** Task statement **
Reproduce verbatim the lines below, from the first line up to and including the line with "setting-1st-temp-limit: 1st Temp".

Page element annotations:
****

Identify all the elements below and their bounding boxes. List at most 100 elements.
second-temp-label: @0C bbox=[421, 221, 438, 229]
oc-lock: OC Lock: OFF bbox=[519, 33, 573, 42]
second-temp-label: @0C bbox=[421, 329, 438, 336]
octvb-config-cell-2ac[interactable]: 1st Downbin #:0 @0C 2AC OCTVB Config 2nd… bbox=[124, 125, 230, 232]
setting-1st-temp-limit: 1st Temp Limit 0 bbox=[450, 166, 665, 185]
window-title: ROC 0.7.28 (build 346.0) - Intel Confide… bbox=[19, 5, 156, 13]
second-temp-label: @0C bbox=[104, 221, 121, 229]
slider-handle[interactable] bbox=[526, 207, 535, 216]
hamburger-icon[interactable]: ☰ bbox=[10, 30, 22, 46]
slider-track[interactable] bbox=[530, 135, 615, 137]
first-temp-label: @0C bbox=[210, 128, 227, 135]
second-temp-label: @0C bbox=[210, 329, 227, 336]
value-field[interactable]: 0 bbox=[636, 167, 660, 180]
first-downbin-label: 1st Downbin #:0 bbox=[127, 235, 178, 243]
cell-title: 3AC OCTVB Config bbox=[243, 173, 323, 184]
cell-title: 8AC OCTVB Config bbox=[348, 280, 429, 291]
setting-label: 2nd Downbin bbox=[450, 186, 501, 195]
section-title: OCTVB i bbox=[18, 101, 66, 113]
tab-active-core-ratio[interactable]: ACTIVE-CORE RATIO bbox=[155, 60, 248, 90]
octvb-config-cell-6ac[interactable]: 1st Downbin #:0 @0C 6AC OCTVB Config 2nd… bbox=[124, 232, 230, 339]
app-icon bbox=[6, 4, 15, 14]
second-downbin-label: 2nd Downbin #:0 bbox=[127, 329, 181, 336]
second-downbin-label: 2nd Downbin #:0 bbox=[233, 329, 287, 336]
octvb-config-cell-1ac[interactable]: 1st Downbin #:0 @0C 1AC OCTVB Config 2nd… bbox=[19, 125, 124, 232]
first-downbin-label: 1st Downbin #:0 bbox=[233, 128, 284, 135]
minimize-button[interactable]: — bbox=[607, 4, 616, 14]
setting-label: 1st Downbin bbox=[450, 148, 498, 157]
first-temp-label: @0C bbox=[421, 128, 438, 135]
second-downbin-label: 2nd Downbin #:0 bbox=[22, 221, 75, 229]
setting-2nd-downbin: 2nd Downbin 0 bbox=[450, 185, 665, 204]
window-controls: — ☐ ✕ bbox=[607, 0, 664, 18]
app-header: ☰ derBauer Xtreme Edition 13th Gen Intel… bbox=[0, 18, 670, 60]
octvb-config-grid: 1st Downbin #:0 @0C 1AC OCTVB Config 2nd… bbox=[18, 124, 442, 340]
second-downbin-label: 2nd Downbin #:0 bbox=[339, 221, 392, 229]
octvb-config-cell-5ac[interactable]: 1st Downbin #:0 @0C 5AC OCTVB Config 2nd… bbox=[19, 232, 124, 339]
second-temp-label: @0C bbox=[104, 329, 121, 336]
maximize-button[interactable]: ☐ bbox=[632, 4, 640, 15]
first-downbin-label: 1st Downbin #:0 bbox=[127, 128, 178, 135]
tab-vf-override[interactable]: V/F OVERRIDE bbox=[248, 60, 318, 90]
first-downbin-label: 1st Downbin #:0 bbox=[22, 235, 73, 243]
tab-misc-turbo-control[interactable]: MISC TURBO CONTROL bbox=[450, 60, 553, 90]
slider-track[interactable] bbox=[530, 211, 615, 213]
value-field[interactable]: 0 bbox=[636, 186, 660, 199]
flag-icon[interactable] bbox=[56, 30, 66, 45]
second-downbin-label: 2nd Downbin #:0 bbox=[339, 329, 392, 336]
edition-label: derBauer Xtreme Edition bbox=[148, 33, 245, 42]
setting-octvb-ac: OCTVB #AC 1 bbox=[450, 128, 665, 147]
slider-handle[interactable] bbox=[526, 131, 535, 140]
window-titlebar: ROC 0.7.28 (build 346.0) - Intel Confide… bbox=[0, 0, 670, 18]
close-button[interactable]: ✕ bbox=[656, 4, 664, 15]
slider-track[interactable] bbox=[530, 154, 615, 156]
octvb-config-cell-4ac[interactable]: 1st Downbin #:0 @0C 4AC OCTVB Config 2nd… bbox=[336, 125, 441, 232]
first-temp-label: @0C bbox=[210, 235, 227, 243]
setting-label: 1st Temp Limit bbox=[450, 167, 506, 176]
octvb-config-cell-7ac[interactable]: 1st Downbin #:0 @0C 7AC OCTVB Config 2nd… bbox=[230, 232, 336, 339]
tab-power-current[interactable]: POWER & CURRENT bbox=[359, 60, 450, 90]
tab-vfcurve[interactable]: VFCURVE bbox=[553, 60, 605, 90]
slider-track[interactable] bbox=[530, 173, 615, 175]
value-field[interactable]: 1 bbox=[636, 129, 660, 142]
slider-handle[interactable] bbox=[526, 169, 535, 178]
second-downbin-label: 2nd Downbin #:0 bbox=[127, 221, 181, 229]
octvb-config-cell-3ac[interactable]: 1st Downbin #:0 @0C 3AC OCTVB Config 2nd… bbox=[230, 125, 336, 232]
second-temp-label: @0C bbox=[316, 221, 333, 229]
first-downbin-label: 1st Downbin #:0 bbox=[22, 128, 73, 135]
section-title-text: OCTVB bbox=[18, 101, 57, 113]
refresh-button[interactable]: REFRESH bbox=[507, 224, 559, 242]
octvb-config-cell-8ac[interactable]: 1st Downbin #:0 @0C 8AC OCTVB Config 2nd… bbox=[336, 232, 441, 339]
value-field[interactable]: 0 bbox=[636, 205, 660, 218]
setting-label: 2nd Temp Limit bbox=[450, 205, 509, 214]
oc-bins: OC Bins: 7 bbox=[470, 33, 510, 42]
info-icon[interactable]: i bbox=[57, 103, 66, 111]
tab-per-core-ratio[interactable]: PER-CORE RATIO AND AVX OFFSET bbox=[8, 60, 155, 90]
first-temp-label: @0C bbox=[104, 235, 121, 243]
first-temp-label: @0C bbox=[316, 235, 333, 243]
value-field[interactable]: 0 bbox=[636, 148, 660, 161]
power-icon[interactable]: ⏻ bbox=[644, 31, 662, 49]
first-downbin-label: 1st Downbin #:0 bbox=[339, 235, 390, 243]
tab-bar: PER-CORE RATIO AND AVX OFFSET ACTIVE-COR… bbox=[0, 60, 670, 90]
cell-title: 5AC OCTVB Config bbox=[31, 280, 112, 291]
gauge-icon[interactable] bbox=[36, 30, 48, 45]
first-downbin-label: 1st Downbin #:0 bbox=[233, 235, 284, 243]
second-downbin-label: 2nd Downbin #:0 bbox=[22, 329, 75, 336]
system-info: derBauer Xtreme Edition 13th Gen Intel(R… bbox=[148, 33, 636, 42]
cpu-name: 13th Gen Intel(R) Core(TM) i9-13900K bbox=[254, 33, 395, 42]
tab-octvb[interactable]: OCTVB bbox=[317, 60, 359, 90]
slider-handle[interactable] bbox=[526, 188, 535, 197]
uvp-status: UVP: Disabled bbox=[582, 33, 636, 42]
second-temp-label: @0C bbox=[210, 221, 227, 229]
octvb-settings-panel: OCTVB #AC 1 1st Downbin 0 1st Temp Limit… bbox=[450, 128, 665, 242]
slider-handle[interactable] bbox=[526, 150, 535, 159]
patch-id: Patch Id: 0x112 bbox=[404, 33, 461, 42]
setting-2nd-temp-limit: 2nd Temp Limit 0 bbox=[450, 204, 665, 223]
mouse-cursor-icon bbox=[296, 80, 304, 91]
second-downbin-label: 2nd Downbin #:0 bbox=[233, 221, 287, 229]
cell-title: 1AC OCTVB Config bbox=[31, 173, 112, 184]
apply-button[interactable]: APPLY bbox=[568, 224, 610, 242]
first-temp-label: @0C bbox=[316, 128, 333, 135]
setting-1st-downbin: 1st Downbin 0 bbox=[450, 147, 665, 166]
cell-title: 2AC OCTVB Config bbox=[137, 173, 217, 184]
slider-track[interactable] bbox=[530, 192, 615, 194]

****

** Full response **
Identify all the elements below and their bounding boxes. List at most 100 elements.
second-temp-label: @0C bbox=[421, 221, 438, 229]
oc-lock: OC Lock: OFF bbox=[519, 33, 573, 42]
second-temp-label: @0C bbox=[421, 329, 438, 336]
octvb-config-cell-2ac[interactable]: 1st Downbin #:0 @0C 2AC OCTVB Config 2nd… bbox=[124, 125, 230, 232]
setting-1st-temp-limit: 1st Temp Limit 0 bbox=[450, 166, 665, 185]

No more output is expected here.